_TASK BRIEF:_ Read through the entries below and return each line with the word "государственной".
──────── MATERIAL ────────
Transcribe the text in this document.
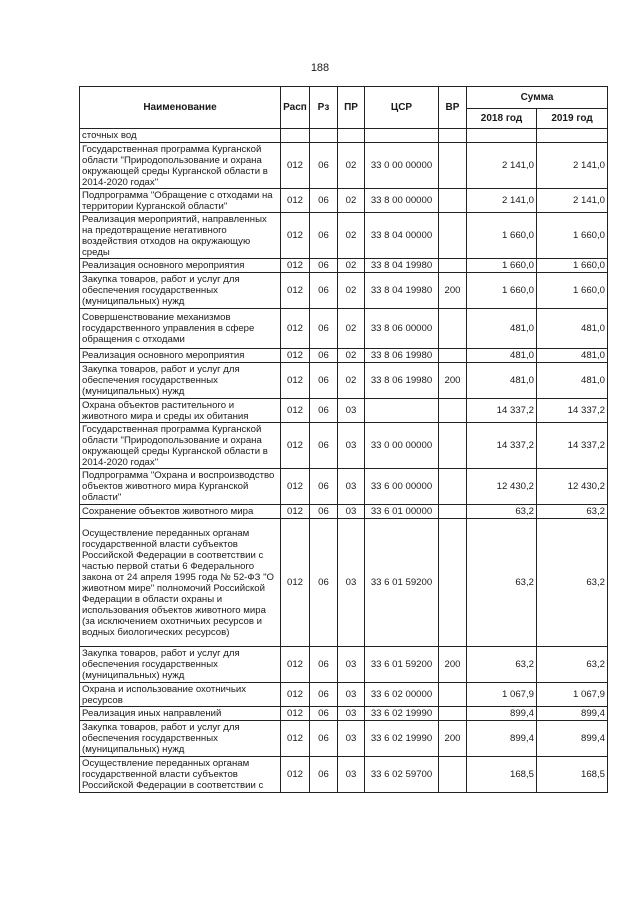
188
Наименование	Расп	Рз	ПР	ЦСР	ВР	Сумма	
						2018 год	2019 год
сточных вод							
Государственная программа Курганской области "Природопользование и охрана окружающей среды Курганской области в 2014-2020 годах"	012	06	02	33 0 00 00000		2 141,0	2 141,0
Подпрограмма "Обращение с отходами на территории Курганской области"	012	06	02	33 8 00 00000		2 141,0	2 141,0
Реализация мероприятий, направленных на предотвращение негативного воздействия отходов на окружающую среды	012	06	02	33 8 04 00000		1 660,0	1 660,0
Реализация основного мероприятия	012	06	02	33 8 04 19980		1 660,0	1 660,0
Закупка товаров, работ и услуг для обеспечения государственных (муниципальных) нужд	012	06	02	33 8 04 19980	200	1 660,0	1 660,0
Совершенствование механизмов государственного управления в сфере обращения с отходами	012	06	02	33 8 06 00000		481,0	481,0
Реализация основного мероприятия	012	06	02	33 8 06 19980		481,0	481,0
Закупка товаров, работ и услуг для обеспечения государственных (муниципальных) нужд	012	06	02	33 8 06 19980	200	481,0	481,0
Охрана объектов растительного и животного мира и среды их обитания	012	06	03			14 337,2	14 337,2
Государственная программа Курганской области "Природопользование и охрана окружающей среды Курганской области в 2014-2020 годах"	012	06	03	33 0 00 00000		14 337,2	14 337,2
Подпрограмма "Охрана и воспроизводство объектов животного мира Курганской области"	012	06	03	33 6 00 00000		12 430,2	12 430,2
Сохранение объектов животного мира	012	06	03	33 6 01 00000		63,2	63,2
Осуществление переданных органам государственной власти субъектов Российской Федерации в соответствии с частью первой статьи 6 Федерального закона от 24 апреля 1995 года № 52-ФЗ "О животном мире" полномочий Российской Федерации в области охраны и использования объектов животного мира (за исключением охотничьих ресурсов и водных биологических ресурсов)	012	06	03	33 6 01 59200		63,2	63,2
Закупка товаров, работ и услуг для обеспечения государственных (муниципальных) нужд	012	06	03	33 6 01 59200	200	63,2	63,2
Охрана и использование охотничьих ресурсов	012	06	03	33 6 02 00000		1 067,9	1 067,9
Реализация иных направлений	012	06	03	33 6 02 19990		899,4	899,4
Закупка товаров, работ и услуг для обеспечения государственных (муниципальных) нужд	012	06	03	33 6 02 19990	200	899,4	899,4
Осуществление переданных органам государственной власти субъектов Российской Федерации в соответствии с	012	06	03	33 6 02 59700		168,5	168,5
────────
──────── MATERIAL ────────
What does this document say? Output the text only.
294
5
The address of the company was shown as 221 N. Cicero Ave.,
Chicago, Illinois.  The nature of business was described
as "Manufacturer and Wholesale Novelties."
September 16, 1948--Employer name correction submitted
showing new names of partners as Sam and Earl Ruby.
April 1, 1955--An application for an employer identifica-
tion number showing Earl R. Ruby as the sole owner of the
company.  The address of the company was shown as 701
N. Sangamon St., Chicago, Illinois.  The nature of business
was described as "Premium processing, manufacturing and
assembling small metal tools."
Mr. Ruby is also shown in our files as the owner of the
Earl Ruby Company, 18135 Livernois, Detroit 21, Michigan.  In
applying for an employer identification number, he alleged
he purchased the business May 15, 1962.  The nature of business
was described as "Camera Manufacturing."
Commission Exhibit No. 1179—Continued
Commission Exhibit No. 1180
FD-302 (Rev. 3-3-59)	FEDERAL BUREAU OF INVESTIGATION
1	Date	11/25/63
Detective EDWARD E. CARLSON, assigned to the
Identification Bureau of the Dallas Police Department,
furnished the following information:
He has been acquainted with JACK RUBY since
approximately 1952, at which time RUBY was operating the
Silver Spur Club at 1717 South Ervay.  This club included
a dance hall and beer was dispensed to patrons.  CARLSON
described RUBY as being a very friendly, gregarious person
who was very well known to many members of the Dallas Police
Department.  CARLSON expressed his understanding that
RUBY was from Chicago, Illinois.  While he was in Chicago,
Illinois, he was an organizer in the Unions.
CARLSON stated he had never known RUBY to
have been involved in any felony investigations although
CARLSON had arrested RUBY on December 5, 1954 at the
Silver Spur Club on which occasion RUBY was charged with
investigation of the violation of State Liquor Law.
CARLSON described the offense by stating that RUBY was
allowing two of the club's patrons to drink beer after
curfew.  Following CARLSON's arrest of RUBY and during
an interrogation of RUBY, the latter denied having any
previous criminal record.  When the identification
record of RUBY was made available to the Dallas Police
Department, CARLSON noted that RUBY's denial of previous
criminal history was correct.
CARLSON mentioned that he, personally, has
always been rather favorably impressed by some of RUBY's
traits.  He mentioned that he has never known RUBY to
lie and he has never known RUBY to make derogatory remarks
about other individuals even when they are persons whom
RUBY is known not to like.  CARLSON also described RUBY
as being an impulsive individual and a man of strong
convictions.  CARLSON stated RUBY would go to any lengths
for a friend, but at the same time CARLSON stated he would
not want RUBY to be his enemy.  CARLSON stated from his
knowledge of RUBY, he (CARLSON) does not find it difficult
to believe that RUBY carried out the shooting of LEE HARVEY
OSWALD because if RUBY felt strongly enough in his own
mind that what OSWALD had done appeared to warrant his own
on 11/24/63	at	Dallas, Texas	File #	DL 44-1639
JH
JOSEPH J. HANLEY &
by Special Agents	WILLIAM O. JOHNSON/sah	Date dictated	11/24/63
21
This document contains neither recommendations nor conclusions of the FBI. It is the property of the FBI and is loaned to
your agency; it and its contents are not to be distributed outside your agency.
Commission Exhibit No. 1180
────────
_TASK OUTPUT:_
Осуществление переданных органам государственной власти субъектов Российской Федерации в соответствии с частью первой статьи 6 Федерального закона от 24 апреля 1995 года № 52-ФЗ "О животном мире" полномочий Российской Федерации в области охраны и использования объектов животного мира (за исключением охотничьих ресурсов и водных биологических ресурсов)	012	06	03	33 6 01 59200		63,2	63,2
Осуществление переданных органам государственной власти субъектов Российской Федерации в соответствии с	012	06	03	33 6 02 59700		168,5	168,5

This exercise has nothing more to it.